■ **Exercise aim**:
Render every entry verbatim.

■ **Provided records**:
___

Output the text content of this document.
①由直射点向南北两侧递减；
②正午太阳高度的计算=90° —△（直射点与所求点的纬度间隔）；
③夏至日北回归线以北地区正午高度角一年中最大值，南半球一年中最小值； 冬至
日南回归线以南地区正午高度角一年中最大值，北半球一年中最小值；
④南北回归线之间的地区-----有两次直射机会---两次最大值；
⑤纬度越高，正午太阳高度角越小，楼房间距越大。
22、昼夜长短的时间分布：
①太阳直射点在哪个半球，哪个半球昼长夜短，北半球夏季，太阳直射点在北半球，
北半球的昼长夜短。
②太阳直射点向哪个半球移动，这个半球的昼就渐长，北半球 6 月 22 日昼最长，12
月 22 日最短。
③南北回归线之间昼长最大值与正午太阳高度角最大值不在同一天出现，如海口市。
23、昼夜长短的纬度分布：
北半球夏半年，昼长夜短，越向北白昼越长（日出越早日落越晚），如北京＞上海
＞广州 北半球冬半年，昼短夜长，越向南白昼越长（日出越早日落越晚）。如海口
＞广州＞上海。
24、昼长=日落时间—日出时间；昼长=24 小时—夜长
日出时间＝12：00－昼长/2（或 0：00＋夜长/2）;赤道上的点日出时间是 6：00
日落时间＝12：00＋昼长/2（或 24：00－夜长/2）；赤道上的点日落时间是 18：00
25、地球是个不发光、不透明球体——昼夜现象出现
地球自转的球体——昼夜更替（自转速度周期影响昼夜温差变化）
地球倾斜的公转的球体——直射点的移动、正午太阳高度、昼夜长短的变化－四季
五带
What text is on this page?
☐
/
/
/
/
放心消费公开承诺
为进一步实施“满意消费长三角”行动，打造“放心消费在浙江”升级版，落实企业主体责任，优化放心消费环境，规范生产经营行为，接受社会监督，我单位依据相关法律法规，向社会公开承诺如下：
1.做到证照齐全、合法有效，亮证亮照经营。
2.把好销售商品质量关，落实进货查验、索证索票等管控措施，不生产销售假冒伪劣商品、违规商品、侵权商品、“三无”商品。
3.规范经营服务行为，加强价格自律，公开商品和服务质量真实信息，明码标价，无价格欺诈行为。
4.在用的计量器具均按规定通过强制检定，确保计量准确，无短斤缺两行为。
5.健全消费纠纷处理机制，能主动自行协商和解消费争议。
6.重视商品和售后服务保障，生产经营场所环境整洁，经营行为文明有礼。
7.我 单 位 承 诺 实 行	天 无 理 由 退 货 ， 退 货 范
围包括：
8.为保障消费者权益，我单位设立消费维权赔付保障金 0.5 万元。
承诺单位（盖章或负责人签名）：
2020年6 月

___

■ **Exercise solution**:
Output the text content of this document.
①由直射点向南北两侧递减；
②正午太阳高度的计算=90° —△（直射点与所求点的纬度间隔）；
③夏至日北回归线以北地区正午高度角一年中最大值，南半球一年中最小值； 冬至
日南回归线以南地区正午高度角一年中最大值，北半球一年中最小值；
④南北回归线之间的地区-----有两次直射机会---两次最大值；
⑤纬度越高，正午太阳高度角越小，楼房间距越大。
22、昼夜长短的时间分布：
①太阳直射点在哪个半球，哪个半球昼长夜短，北半球夏季，太阳直射点在北半球，
北半球的昼长夜短。
②太阳直射点向哪个半球移动，这个半球的昼就渐长，北半球 6 月 22 日昼最长，12
月 22 日最短。
③南北回归线之间昼长最大值与正午太阳高度角最大值不在同一天出现，如海口市。
23、昼夜长短的纬度分布：
北半球夏半年，昼长夜短，越向北白昼越长（日出越早日落越晚），如北京＞上海
＞广州 北半球冬半年，昼短夜长，越向南白昼越长（日出越早日落越晚）。如海口
＞广州＞上海。
24、昼长=日落时间—日出时间；昼长=24 小时—夜长
日出时间＝12：00－昼长/2（或 0：00＋夜长/2）;赤道上的点日出时间是 6：00
日落时间＝12：00＋昼长/2（或 24：00－夜长/2）；赤道上的点日落时间是 18：00
25、地球是个不发光、不透明球体——昼夜现象出现
地球自转的球体——昼夜更替（自转速度周期影响昼夜温差变化）
地球倾斜的公转的球体——直射点的移动、正午太阳高度、昼夜长短的变化－四季
五带
What text is on this page?
☐
/
/
/
/
放心消费公开承诺
为进一步实施“满意消费长三角”行动，打造“放心消费在浙江”升级版，落实企业主体责任，优化放心消费环境，规范生产经营行为，接受社会监督，我单位依据相关法律法规，向社会公开承诺如下：
1.做到证照齐全、合法有效，亮证亮照经营。
2.把好销售商品质量关，落实进货查验、索证索票等管控措施，不生产销售假冒伪劣商品、违规商品、侵权商品、“三无”商品。
3.规范经营服务行为，加强价格自律，公开商品和服务质量真实信息，明码标价，无价格欺诈行为。
4.在用的计量器具均按规定通过强制检定，确保计量准确，无短斤缺两行为。
5.健全消费纠纷处理机制，能主动自行协商和解消费争议。
6.重视商品和售后服务保障，生产经营场所环境整洁，经营行为文明有礼。
7.我 单 位 承 诺 实 行	天 无 理 由 退 货 ， 退 货 范
围包括：
8.为保障消费者权益，我单位设立消费维权赔付保障金 0.5 万元。
承诺单位（盖章或负责人签名）：
2020年6 月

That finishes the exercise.